◆ **Stated exercise**:
Determine the number of lines containing the word "this", and state that figure alone.

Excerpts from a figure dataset
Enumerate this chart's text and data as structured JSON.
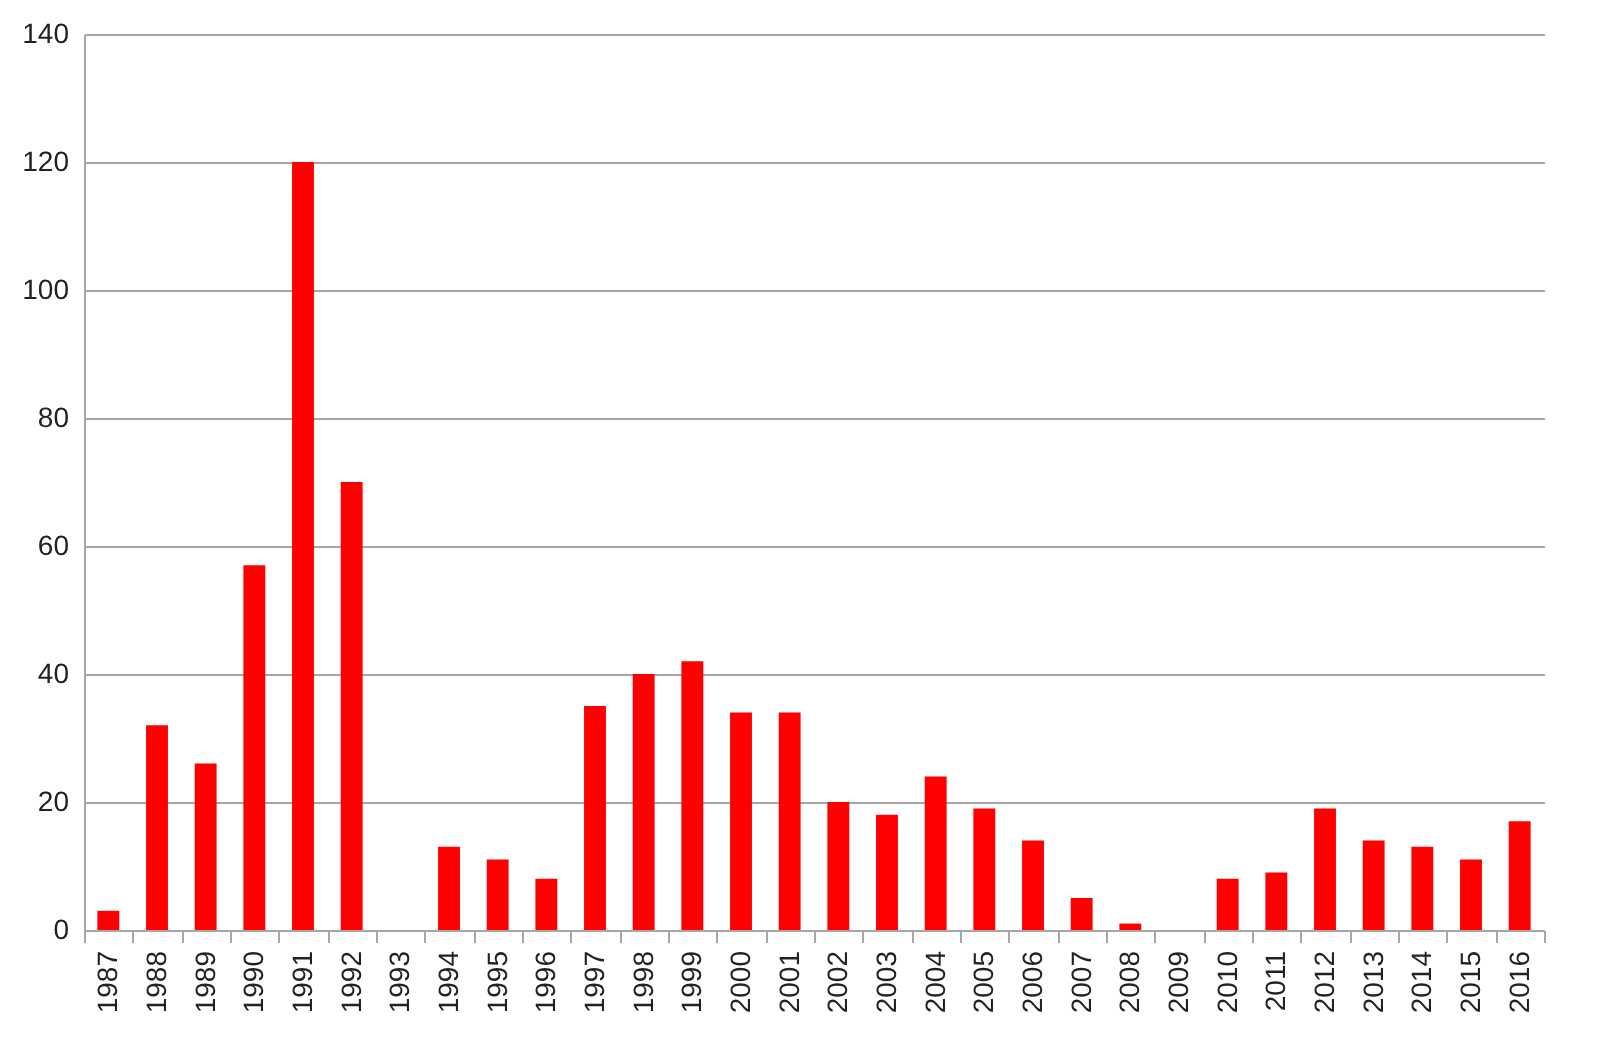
{
  "chart_data": {
    "type": "bar",
    "categories": [
      "1987",
      "1988",
      "1989",
      "1990",
      "1991",
      "1992",
      "1993",
      "1994",
      "1995",
      "1996",
      "1997",
      "1998",
      "1999",
      "2000",
      "2001",
      "2002",
      "2003",
      "2004",
      "2005",
      "2006",
      "2007",
      "2008",
      "2009",
      "2010",
      "2011",
      "2012",
      "2013",
      "2014",
      "2015",
      "2016"
    ],
    "values": [
      3,
      32,
      26,
      57,
      120,
      70,
      0,
      13,
      11,
      8,
      35,
      40,
      42,
      34,
      34,
      20,
      18,
      24,
      19,
      14,
      5,
      1,
      0,
      8,
      9,
      19,
      14,
      13,
      11,
      17
    ],
    "color": "#ff0000",
    "ylim": [
      0,
      140
    ],
    "yticks": [
      0,
      20,
      40,
      60,
      80,
      100,
      120,
      140
    ],
    "grid": "y"
  }
}
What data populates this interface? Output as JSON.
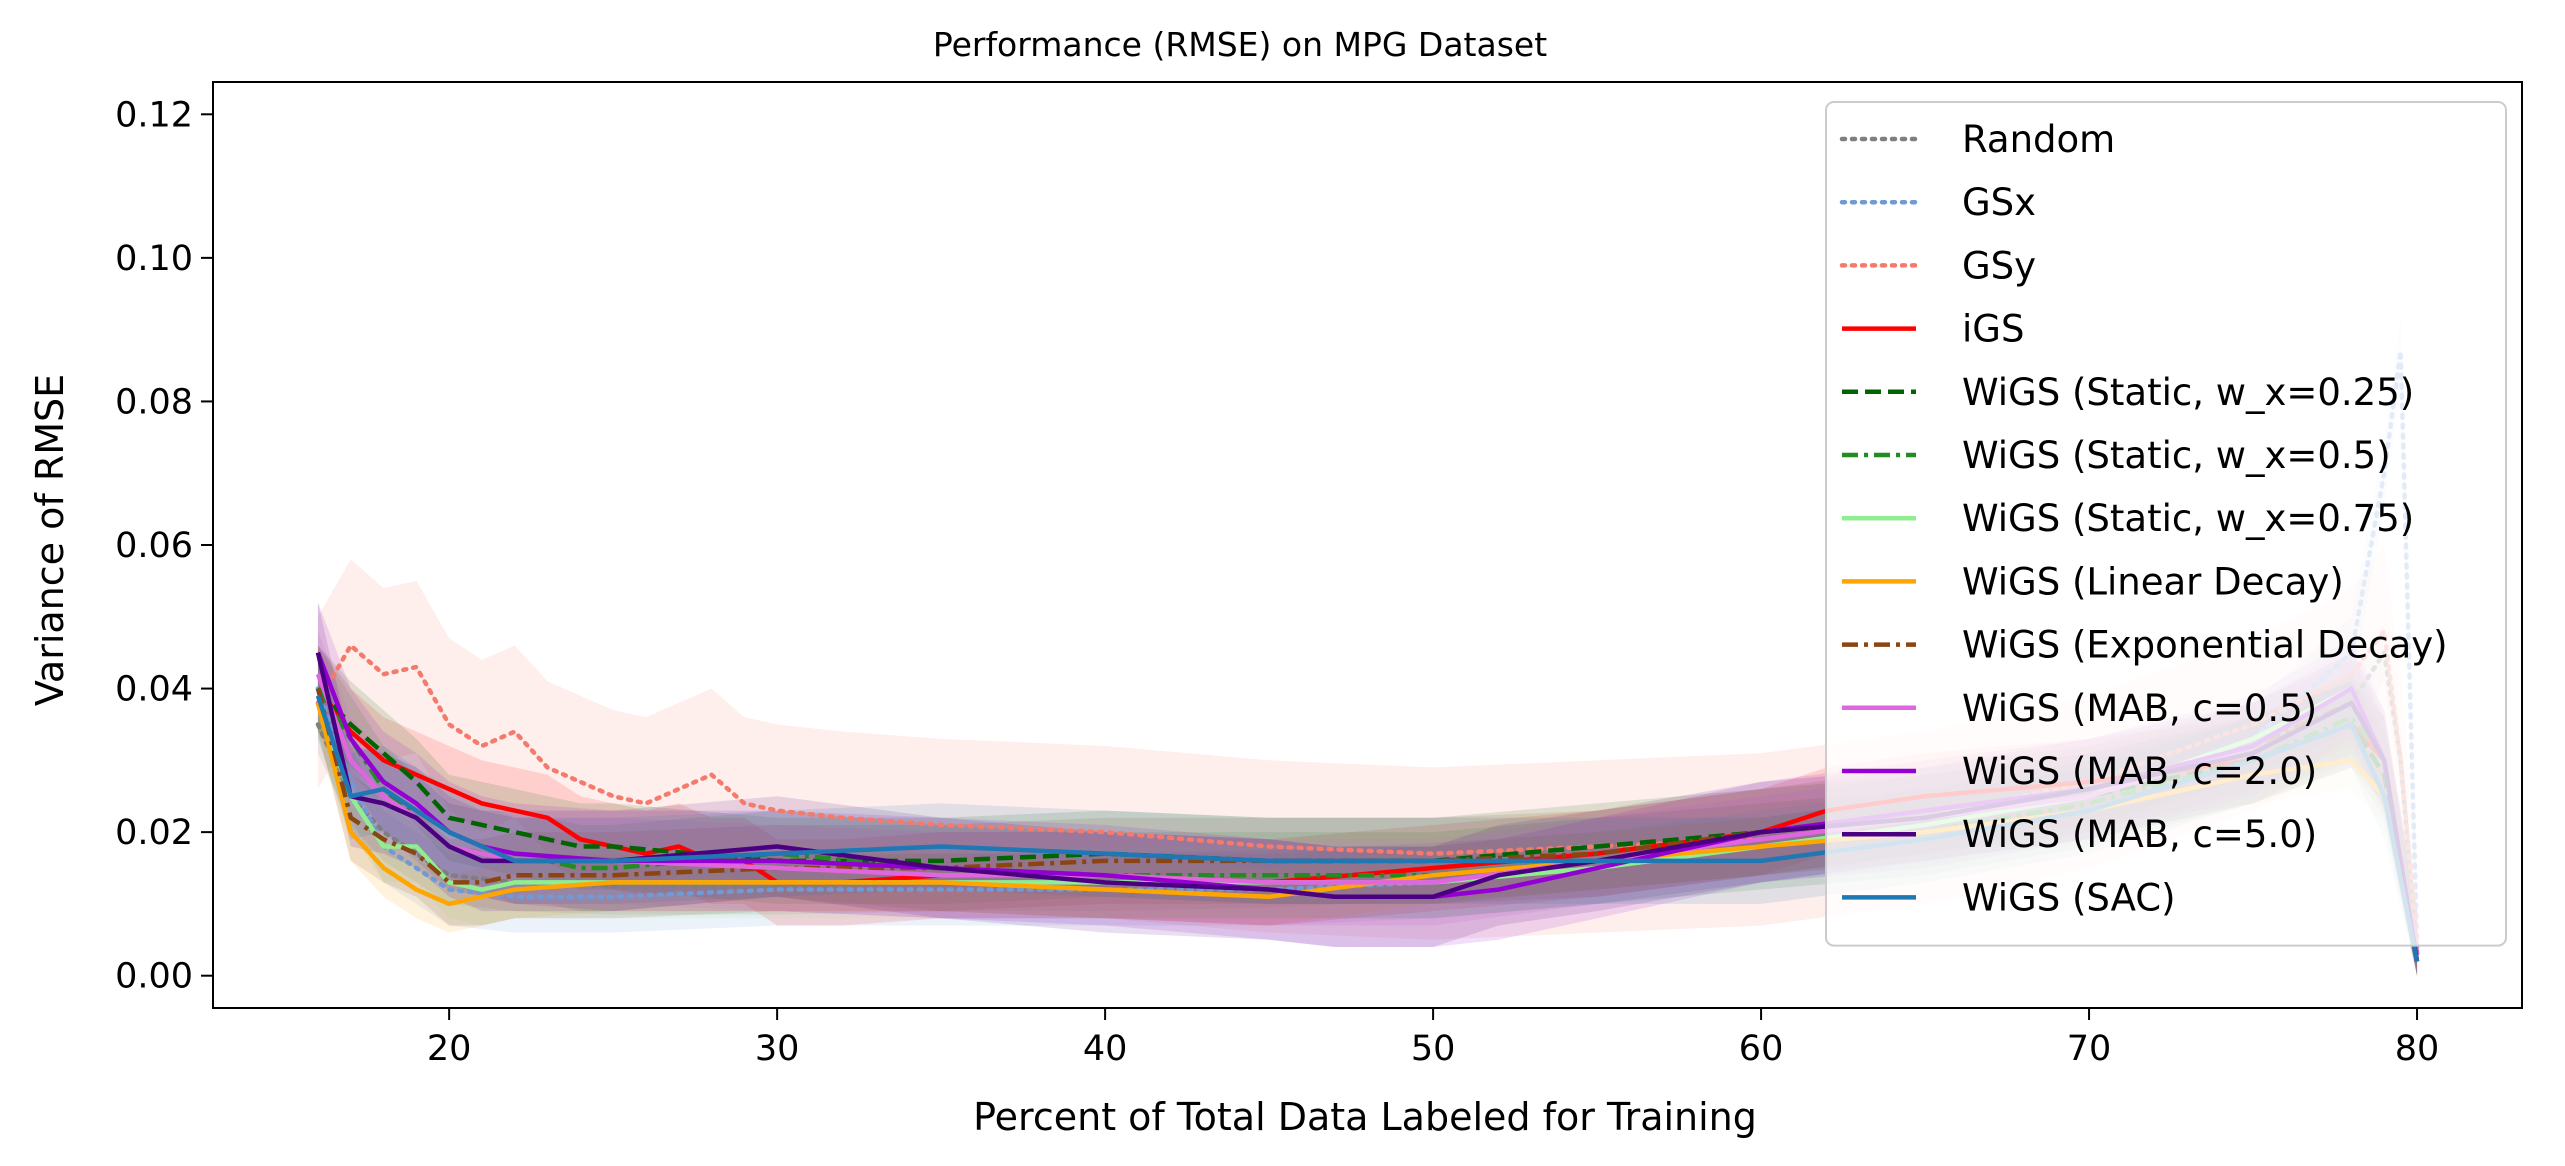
{
  "chart_data": {
    "type": "line",
    "title": "Performance (RMSE) on MPG Dataset",
    "xlabel": "Percent of Total Data Labeled for Training",
    "ylabel": "Variance of RMSE",
    "xlim": [
      12.8,
      83.2
    ],
    "ylim": [
      -0.0045,
      0.1245
    ],
    "xticks": [
      20,
      30,
      40,
      50,
      60,
      70,
      80
    ],
    "yticks": [
      0.0,
      0.02,
      0.04,
      0.06,
      0.08,
      0.1,
      0.12
    ],
    "xtick_labels": [
      "20",
      "30",
      "40",
      "50",
      "60",
      "70",
      "80"
    ],
    "ytick_labels": [
      "0.00",
      "0.02",
      "0.04",
      "0.06",
      "0.08",
      "0.10",
      "0.12"
    ],
    "grid": false,
    "legend_position": "top-right",
    "series": [
      {
        "name": "Random",
        "color": "#7f7f7f",
        "dash": "dotted",
        "band": 0.004,
        "x": [
          16,
          17,
          18,
          20,
          22,
          25,
          30,
          35,
          40,
          45,
          50,
          55,
          60,
          65,
          70,
          75,
          78,
          79,
          79.5,
          80
        ],
        "y": [
          0.035,
          0.025,
          0.02,
          0.014,
          0.013,
          0.0125,
          0.0125,
          0.013,
          0.013,
          0.0135,
          0.0145,
          0.016,
          0.018,
          0.021,
          0.025,
          0.032,
          0.038,
          0.045,
          0.03,
          0.003
        ]
      },
      {
        "name": "GSx",
        "color": "#6f9ad6",
        "dash": "dotted",
        "band": 0.005,
        "x": [
          16,
          17,
          18,
          20,
          22,
          25,
          30,
          35,
          40,
          45,
          50,
          55,
          60,
          65,
          70,
          75,
          78,
          79,
          79.5,
          80
        ],
        "y": [
          0.04,
          0.027,
          0.018,
          0.012,
          0.011,
          0.011,
          0.012,
          0.012,
          0.012,
          0.012,
          0.013,
          0.015,
          0.018,
          0.021,
          0.025,
          0.033,
          0.045,
          0.07,
          0.087,
          0.004
        ]
      },
      {
        "name": "GSy",
        "color": "#f47a6c",
        "dash": "dotted",
        "band": 0.012,
        "x": [
          16,
          17,
          18,
          19,
          20,
          21,
          22,
          23,
          24,
          25,
          26,
          27,
          28,
          29,
          30,
          32,
          35,
          40,
          45,
          50,
          55,
          60,
          65,
          70,
          75,
          78,
          79,
          79.5,
          80
        ],
        "y": [
          0.038,
          0.046,
          0.042,
          0.043,
          0.035,
          0.032,
          0.034,
          0.029,
          0.027,
          0.025,
          0.024,
          0.026,
          0.028,
          0.024,
          0.023,
          0.022,
          0.021,
          0.02,
          0.018,
          0.017,
          0.018,
          0.019,
          0.022,
          0.027,
          0.035,
          0.042,
          0.048,
          0.03,
          0.005
        ]
      },
      {
        "name": "iGS",
        "color": "#ff0000",
        "dash": "solid",
        "band": 0.006,
        "x": [
          16,
          17,
          18,
          19,
          20,
          21,
          22,
          23,
          24,
          25,
          26,
          27,
          28,
          29,
          30,
          32,
          35,
          40,
          45,
          50,
          55,
          60,
          62,
          65,
          70,
          75,
          78,
          79,
          80
        ],
        "y": [
          0.04,
          0.034,
          0.03,
          0.028,
          0.026,
          0.024,
          0.023,
          0.022,
          0.019,
          0.018,
          0.017,
          0.018,
          0.016,
          0.016,
          0.013,
          0.013,
          0.014,
          0.014,
          0.013,
          0.015,
          0.017,
          0.02,
          0.023,
          0.025,
          0.027,
          0.03,
          0.035,
          0.03,
          0.003
        ]
      },
      {
        "name": "WiGS (Static, w_x=0.25)",
        "color": "#006400",
        "dash": "dashed",
        "band": 0.006,
        "x": [
          16,
          17,
          18,
          19,
          20,
          21,
          22,
          23,
          24,
          25,
          30,
          35,
          40,
          45,
          50,
          55,
          60,
          65,
          70,
          75,
          78,
          79,
          80
        ],
        "y": [
          0.04,
          0.035,
          0.031,
          0.027,
          0.022,
          0.021,
          0.02,
          0.019,
          0.018,
          0.018,
          0.016,
          0.016,
          0.017,
          0.016,
          0.016,
          0.018,
          0.02,
          0.022,
          0.025,
          0.03,
          0.035,
          0.028,
          0.003
        ]
      },
      {
        "name": "WiGS (Static, w_x=0.5)",
        "color": "#228b22",
        "dash": "dashdot",
        "band": 0.006,
        "x": [
          16,
          17,
          18,
          19,
          20,
          21,
          22,
          23,
          24,
          25,
          30,
          35,
          40,
          45,
          50,
          55,
          60,
          65,
          70,
          75,
          78,
          79,
          80
        ],
        "y": [
          0.04,
          0.033,
          0.026,
          0.022,
          0.018,
          0.017,
          0.016,
          0.016,
          0.015,
          0.015,
          0.017,
          0.015,
          0.014,
          0.014,
          0.014,
          0.016,
          0.018,
          0.02,
          0.024,
          0.03,
          0.036,
          0.03,
          0.003
        ]
      },
      {
        "name": "WiGS (Static, w_x=0.75)",
        "color": "#90ee90",
        "dash": "solid",
        "band": 0.005,
        "x": [
          16,
          17,
          18,
          19,
          20,
          21,
          22,
          25,
          30,
          35,
          40,
          45,
          50,
          55,
          60,
          65,
          70,
          75,
          78,
          79,
          80
        ],
        "y": [
          0.038,
          0.025,
          0.018,
          0.018,
          0.013,
          0.012,
          0.013,
          0.013,
          0.013,
          0.013,
          0.013,
          0.013,
          0.013,
          0.015,
          0.018,
          0.021,
          0.025,
          0.033,
          0.04,
          0.03,
          0.003
        ]
      },
      {
        "name": "WiGS (Linear Decay)",
        "color": "#ffa500",
        "dash": "solid",
        "band": 0.004,
        "x": [
          16,
          17,
          18,
          19,
          20,
          21,
          22,
          25,
          30,
          35,
          40,
          45,
          50,
          55,
          60,
          65,
          70,
          75,
          78,
          79,
          80
        ],
        "y": [
          0.038,
          0.02,
          0.015,
          0.012,
          0.01,
          0.011,
          0.012,
          0.013,
          0.013,
          0.013,
          0.012,
          0.011,
          0.014,
          0.016,
          0.018,
          0.02,
          0.023,
          0.028,
          0.03,
          0.025,
          0.003
        ]
      },
      {
        "name": "WiGS (Exponential Decay)",
        "color": "#8b4513",
        "dash": "dashdot",
        "band": 0.006,
        "x": [
          16,
          17,
          18,
          19,
          20,
          21,
          22,
          25,
          30,
          35,
          40,
          45,
          50,
          55,
          60,
          65,
          70,
          75,
          78,
          79,
          80
        ],
        "y": [
          0.04,
          0.022,
          0.019,
          0.017,
          0.013,
          0.013,
          0.014,
          0.014,
          0.015,
          0.015,
          0.016,
          0.016,
          0.016,
          0.017,
          0.02,
          0.023,
          0.026,
          0.032,
          0.038,
          0.03,
          0.003
        ]
      },
      {
        "name": "WiGS (MAB, c=0.5)",
        "color": "#e066e0",
        "dash": "solid",
        "band": 0.006,
        "x": [
          16,
          17,
          18,
          19,
          20,
          21,
          22,
          25,
          30,
          35,
          40,
          45,
          50,
          55,
          60,
          65,
          70,
          75,
          78,
          79,
          80
        ],
        "y": [
          0.042,
          0.03,
          0.025,
          0.022,
          0.018,
          0.017,
          0.016,
          0.016,
          0.015,
          0.014,
          0.014,
          0.013,
          0.013,
          0.016,
          0.019,
          0.022,
          0.025,
          0.032,
          0.04,
          0.03,
          0.003
        ]
      },
      {
        "name": "WiGS (MAB, c=2.0)",
        "color": "#9400d3",
        "dash": "solid",
        "band": 0.007,
        "x": [
          16,
          17,
          18,
          19,
          20,
          21,
          22,
          25,
          30,
          35,
          40,
          45,
          47,
          50,
          52,
          55,
          60,
          65,
          70,
          75,
          78,
          79,
          80
        ],
        "y": [
          0.045,
          0.033,
          0.027,
          0.024,
          0.02,
          0.018,
          0.017,
          0.016,
          0.016,
          0.015,
          0.014,
          0.012,
          0.011,
          0.011,
          0.012,
          0.015,
          0.02,
          0.023,
          0.026,
          0.032,
          0.04,
          0.03,
          0.002
        ]
      },
      {
        "name": "WiGS (MAB, c=5.0)",
        "color": "#4b0082",
        "dash": "solid",
        "band": 0.007,
        "x": [
          16,
          17,
          18,
          19,
          20,
          21,
          22,
          25,
          30,
          35,
          40,
          45,
          47,
          50,
          52,
          55,
          60,
          65,
          70,
          75,
          78,
          79,
          80
        ],
        "y": [
          0.045,
          0.025,
          0.024,
          0.022,
          0.018,
          0.016,
          0.016,
          0.016,
          0.018,
          0.015,
          0.013,
          0.012,
          0.011,
          0.011,
          0.014,
          0.016,
          0.02,
          0.022,
          0.026,
          0.031,
          0.038,
          0.03,
          0.002
        ]
      },
      {
        "name": "WiGS (SAC)",
        "color": "#1f77b4",
        "dash": "solid",
        "band": 0.006,
        "x": [
          16,
          17,
          18,
          19,
          20,
          21,
          22,
          25,
          30,
          35,
          40,
          45,
          50,
          55,
          60,
          65,
          70,
          75,
          78,
          79,
          80
        ],
        "y": [
          0.039,
          0.025,
          0.026,
          0.023,
          0.02,
          0.018,
          0.016,
          0.016,
          0.017,
          0.018,
          0.017,
          0.016,
          0.016,
          0.016,
          0.016,
          0.019,
          0.023,
          0.03,
          0.035,
          0.025,
          0.002
        ]
      }
    ]
  }
}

◆ **Worked solution**:
2